Supplied passage

• • • • •

Scrutinize insurance ratemaking
Climate change narratives about the public's insurance problems conflates climate change advocacy with a century's worth of insurance politics
I recently returned from a wonderful trip to California where I visited with family and friends, and made some new acquaintances. On the forefront of many people’s minds is wildfire and recent volatility in the state’s insurance market caused by big name insurers refusing to write new policies.
The insurance business is technical and complicated. These complexities are main culprits for the public experience with insurance. For one thing, insurance is really only one aspect of the business. Behind the scenes there is also ‘the float,’ to which Warren Buffet has history of referencing as one of Berkshire Hathway’s greatest successes.
The consumer advocacy group, United Policyholders, does good work in bringing the complexities of the insurance business into public discussion.
In their recent blog post, UP directs readers to a summary about a 2012 blog post I wrote while a grad student about how changes in scientific assumptions embedded within catastrophe models creates tremendous political and economic disruption in society. The conflation of climate change advocacy in science with catastrophe insurance politics in Florida was the focus of my dissertation.
What is often passed off as climate change impacts is rather, modeled risk using climate change assumptions. The difference between those two things reflects some of the politics of detection and attribution.
The dominant narrative neglects history
As it typically does, popular headlines took the situation in California as a harbinger of climate change and a future of uninsurability.
The functional politics of this discourse is to mobilize climate change advocacy behind the position that insurance rates should increase, and implicitly, that ratemaking practices should be free from too much public scrutiny.
For the record, I have no idea what insurance rates should be. But it is problematic that such an important aspect of our economic lives- insurance- is so often engulfed by climate change advocacy.
Insurance, and problems with insurance, is part of the nation’s (US) economic history particularly in situating housing as foundational economic policy.

• • • • •

Recorded data
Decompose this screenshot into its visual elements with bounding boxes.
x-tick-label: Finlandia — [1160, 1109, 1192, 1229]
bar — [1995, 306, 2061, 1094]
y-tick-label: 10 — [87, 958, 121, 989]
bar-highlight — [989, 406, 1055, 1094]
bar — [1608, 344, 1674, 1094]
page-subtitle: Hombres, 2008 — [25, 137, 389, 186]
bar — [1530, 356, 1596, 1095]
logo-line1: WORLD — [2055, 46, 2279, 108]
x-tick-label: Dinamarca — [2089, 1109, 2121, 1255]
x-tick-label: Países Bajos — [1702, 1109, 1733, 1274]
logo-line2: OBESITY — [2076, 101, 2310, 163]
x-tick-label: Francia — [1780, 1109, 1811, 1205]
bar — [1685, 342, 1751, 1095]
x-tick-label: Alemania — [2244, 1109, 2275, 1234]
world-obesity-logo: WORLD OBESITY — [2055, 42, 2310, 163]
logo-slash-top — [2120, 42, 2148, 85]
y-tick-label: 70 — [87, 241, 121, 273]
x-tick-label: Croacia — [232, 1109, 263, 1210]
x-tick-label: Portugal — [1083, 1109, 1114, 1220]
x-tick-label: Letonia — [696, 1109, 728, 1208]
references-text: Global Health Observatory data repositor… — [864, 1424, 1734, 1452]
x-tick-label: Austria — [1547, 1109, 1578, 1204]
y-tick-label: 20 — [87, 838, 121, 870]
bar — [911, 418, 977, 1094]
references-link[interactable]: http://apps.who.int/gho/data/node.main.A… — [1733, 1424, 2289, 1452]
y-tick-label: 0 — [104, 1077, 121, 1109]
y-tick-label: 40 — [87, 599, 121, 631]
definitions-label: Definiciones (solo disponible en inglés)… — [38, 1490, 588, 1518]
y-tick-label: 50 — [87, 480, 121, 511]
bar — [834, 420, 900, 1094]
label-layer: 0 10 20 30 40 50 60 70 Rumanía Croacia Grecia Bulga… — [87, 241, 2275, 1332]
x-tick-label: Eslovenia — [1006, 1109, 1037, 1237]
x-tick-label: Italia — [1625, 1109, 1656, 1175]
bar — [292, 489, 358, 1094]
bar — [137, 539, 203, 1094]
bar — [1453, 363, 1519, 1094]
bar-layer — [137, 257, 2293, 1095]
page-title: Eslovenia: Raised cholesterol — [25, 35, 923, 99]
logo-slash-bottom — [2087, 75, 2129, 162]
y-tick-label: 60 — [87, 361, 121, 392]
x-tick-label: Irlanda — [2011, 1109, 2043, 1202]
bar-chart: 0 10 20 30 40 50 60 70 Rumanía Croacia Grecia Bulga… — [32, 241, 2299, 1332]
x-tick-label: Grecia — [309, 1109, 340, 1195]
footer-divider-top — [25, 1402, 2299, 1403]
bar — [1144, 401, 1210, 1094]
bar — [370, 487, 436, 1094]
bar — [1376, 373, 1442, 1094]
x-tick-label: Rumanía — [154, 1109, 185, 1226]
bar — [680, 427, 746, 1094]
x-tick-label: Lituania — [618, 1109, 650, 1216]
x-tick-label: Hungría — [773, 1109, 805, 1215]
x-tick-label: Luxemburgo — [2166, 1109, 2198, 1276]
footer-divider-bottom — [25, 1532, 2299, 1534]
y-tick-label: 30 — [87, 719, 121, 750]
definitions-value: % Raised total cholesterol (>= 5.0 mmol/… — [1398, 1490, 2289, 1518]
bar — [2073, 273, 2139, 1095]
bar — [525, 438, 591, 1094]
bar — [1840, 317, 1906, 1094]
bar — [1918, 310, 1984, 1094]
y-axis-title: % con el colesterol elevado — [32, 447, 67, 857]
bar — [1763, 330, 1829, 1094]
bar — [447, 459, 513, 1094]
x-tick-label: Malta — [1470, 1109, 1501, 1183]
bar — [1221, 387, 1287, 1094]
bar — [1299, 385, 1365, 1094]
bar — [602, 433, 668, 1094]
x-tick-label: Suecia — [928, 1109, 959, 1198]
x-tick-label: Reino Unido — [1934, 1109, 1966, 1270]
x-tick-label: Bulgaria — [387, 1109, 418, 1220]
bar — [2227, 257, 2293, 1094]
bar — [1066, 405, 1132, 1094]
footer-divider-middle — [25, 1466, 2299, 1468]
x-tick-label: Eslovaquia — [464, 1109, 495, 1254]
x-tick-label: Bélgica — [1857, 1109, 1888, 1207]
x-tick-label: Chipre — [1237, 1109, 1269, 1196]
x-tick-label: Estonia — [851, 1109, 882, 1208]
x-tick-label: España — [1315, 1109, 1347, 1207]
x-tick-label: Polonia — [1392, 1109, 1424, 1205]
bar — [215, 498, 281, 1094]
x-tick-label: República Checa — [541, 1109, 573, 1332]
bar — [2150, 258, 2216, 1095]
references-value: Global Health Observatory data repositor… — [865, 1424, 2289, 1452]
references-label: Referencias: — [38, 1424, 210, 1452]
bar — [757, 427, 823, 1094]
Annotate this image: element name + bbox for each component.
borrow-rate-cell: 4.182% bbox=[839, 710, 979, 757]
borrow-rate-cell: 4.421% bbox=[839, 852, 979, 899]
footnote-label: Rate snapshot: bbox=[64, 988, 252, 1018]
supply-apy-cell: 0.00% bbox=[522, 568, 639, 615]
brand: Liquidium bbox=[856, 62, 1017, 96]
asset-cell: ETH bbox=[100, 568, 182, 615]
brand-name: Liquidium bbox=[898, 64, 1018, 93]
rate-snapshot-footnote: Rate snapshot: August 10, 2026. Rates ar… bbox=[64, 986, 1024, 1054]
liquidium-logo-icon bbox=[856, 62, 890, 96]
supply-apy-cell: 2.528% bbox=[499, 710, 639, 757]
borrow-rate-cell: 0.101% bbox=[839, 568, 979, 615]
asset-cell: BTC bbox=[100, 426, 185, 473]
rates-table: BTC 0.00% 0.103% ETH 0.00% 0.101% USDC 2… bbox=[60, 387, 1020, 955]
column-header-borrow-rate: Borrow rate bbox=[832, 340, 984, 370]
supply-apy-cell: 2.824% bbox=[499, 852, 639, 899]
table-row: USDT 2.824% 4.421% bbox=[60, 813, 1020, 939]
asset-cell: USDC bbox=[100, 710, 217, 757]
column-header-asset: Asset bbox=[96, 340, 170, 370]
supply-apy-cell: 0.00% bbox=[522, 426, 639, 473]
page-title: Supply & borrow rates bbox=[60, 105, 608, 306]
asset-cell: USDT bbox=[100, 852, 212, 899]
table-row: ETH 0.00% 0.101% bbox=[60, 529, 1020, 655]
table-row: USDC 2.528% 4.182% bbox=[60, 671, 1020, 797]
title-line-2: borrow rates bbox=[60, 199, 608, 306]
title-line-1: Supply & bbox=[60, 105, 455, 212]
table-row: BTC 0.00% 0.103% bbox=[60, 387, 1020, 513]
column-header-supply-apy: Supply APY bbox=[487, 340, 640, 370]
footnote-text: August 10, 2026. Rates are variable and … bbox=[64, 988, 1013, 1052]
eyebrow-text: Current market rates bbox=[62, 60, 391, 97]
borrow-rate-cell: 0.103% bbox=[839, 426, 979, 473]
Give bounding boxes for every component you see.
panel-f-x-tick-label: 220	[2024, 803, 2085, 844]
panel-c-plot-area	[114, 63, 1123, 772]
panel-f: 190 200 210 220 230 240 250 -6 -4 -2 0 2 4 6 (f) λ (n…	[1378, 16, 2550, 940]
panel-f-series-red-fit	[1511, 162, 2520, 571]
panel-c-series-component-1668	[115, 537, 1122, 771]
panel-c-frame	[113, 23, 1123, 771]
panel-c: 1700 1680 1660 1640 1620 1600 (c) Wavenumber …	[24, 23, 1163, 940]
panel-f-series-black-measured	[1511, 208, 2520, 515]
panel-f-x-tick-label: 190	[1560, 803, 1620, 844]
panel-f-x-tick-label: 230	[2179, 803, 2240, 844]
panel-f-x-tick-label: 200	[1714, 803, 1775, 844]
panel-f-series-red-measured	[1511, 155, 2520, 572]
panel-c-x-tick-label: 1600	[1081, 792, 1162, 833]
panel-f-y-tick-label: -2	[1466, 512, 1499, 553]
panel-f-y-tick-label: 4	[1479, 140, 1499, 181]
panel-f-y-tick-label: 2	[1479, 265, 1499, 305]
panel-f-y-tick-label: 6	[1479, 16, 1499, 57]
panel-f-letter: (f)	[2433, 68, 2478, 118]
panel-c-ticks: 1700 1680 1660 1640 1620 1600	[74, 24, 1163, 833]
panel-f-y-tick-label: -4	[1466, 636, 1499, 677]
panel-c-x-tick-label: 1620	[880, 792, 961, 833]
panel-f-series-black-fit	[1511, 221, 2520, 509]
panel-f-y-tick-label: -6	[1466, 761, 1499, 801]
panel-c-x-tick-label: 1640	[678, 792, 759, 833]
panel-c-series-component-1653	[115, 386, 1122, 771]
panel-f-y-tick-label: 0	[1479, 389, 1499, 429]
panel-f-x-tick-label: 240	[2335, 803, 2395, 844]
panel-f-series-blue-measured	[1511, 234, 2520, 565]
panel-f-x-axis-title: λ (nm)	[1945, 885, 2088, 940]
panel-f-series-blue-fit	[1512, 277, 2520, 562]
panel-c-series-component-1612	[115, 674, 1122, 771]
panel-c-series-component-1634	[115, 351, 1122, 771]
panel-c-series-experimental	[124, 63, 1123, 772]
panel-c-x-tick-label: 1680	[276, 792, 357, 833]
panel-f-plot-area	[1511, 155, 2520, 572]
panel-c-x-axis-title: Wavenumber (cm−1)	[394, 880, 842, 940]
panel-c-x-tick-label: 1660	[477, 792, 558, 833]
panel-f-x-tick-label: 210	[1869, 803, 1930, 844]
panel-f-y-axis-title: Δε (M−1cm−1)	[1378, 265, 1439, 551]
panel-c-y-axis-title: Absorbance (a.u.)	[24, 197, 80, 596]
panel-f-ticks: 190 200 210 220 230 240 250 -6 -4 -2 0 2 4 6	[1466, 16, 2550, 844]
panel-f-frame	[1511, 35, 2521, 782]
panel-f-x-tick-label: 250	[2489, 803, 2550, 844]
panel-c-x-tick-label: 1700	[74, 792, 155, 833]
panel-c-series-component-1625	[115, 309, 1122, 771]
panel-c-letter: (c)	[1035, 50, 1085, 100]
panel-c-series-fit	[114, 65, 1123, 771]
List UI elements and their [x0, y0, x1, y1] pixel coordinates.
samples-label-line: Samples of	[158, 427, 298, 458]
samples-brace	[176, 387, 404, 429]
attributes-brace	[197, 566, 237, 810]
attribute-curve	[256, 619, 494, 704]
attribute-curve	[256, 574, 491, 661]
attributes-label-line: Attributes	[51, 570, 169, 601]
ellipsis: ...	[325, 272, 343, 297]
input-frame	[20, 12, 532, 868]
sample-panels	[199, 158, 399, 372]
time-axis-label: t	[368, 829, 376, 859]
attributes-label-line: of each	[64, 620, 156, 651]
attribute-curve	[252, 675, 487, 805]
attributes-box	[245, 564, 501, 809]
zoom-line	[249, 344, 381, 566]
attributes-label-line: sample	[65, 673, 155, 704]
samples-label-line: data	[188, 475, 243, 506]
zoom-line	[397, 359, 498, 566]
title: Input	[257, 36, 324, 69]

• • • • •

Directive A
According to the text on insurance ratemaking, what was the subject of the author's dissertation?
Directive B
Write out the part of the insurance ratemaking text that begins at the words "The consumer advocacy" and ends after "detection and attribution.", switching every "catastrophe" to "disaster".

Full response A
The conflation of climate change advocacy in science with catastrophe insurance politics in Florida.

Full response B
The consumer advocacy group, United Policyholders, does good work in bringing the complexities of the insurance business into public discussion.
In their recent blog post, UP directs readers to a summary about a 2012 blog post I wrote while a grad student about how changes in scientific assumptions embedded within disaster models creates tremendous political and economic disruption in society. The conflation of climate change advocacy in science with disaster insurance politics in Florida was the focus of my dissertation.
What is often passed off as climate change impacts is rather, modeled risk using climate change assumptions. The difference between those two things reflects some of the politics of detection and attribution.